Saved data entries
-.-.-

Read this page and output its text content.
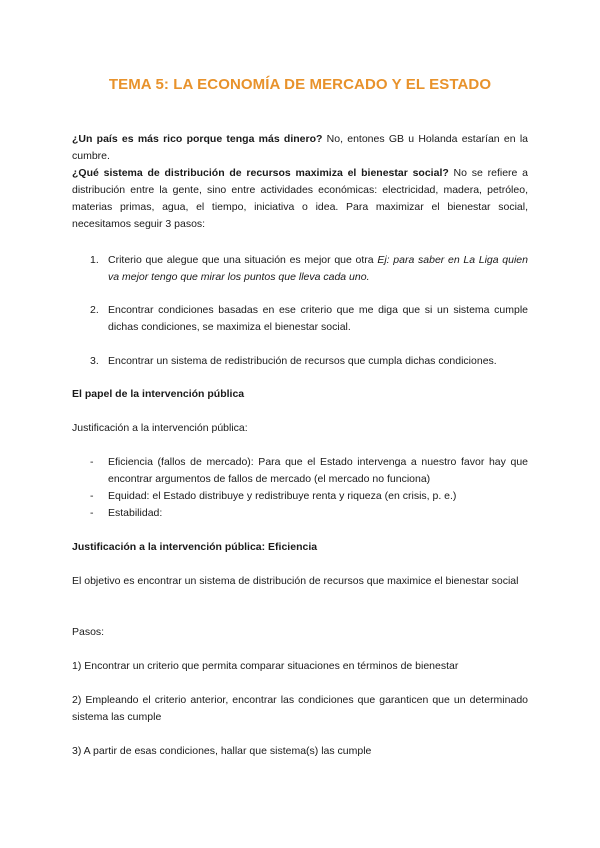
TEMA 5: LA ECONOMÍA DE MERCADO Y EL ESTADO

¿Un país es más rico porque tenga más dinero? No, entones GB u Holanda estarían en la cumbre.
¿Qué sistema de distribución de recursos maximiza el bienestar social? No se refiere a distribución entre la gente, sino entre actividades económicas: electricidad, madera, petróleo, materias primas, agua, el tiempo, iniciativa o idea. Para maximizar el bienestar social, necesitamos seguir 3 pasos:

1. Criterio que alegue que una situación es mejor que otra Ej: para saber en La Liga quien va mejor tengo que mirar los puntos que lleva cada uno.
2. Encontrar condiciones basadas en ese criterio que me diga que si un sistema cumple dichas condiciones, se maximiza el bienestar social.
3. Encontrar un sistema de redistribución de recursos que cumpla dichas condiciones.

El papel de la intervención pública

Justificación a la intervención pública:

- Eficiencia (fallos de mercado): Para que el Estado intervenga a nuestro favor hay que encontrar argumentos de fallos de mercado (el mercado no funciona)
- Equidad: el Estado distribuye y redistribuye renta y riqueza (en crisis, p. e.)
- Estabilidad:

Justificación a la intervención pública: Eficiencia

El objetivo es encontrar un sistema de distribución de recursos que maximice el bienestar social

Pasos:

1) Encontrar un criterio que permita comparar situaciones en términos de bienestar

2) Empleando el criterio anterior, encontrar las condiciones que garanticen que un determinado sistema las cumple

3) A partir de esas condiciones, hallar que sistema(s) las cumple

-.-.-

- PROBLEM DESCRIPTION -
Nothing in the entries should change as you copy them, except that the pictures are left out.

- SOLUTION FOR THIS PROBLEM -
Read this page and output its text content.
TEMA 5: LA ECONOMÍA DE MERCADO Y EL ESTADO

¿Un país es más rico porque tenga más dinero? No, entones GB u Holanda estarían en la cumbre.
¿Qué sistema de distribución de recursos maximiza el bienestar social? No se refiere a distribución entre la gente, sino entre actividades económicas: electricidad, madera, petróleo, materias primas, agua, el tiempo, iniciativa o idea. Para maximizar el bienestar social, necesitamos seguir 3 pasos:

1. Criterio que alegue que una situación es mejor que otra Ej: para saber en La Liga quien va mejor tengo que mirar los puntos que lleva cada uno.
2. Encontrar condiciones basadas en ese criterio que me diga que si un sistema cumple dichas condiciones, se maximiza el bienestar social.
3. Encontrar un sistema de redistribución de recursos que cumpla dichas condiciones.

El papel de la intervención pública

Justificación a la intervención pública:

- Eficiencia (fallos de mercado): Para que el Estado intervenga a nuestro favor hay que encontrar argumentos de fallos de mercado (el mercado no funciona)
- Equidad: el Estado distribuye y redistribuye renta y riqueza (en crisis, p. e.)
- Estabilidad:

Justificación a la intervención pública: Eficiencia

El objetivo es encontrar un sistema de distribución de recursos que maximice el bienestar social

Pasos:

1) Encontrar un criterio que permita comparar situaciones en términos de bienestar

2) Empleando el criterio anterior, encontrar las condiciones que garanticen que un determinado sistema las cumple

3) A partir de esas condiciones, hallar que sistema(s) las cumple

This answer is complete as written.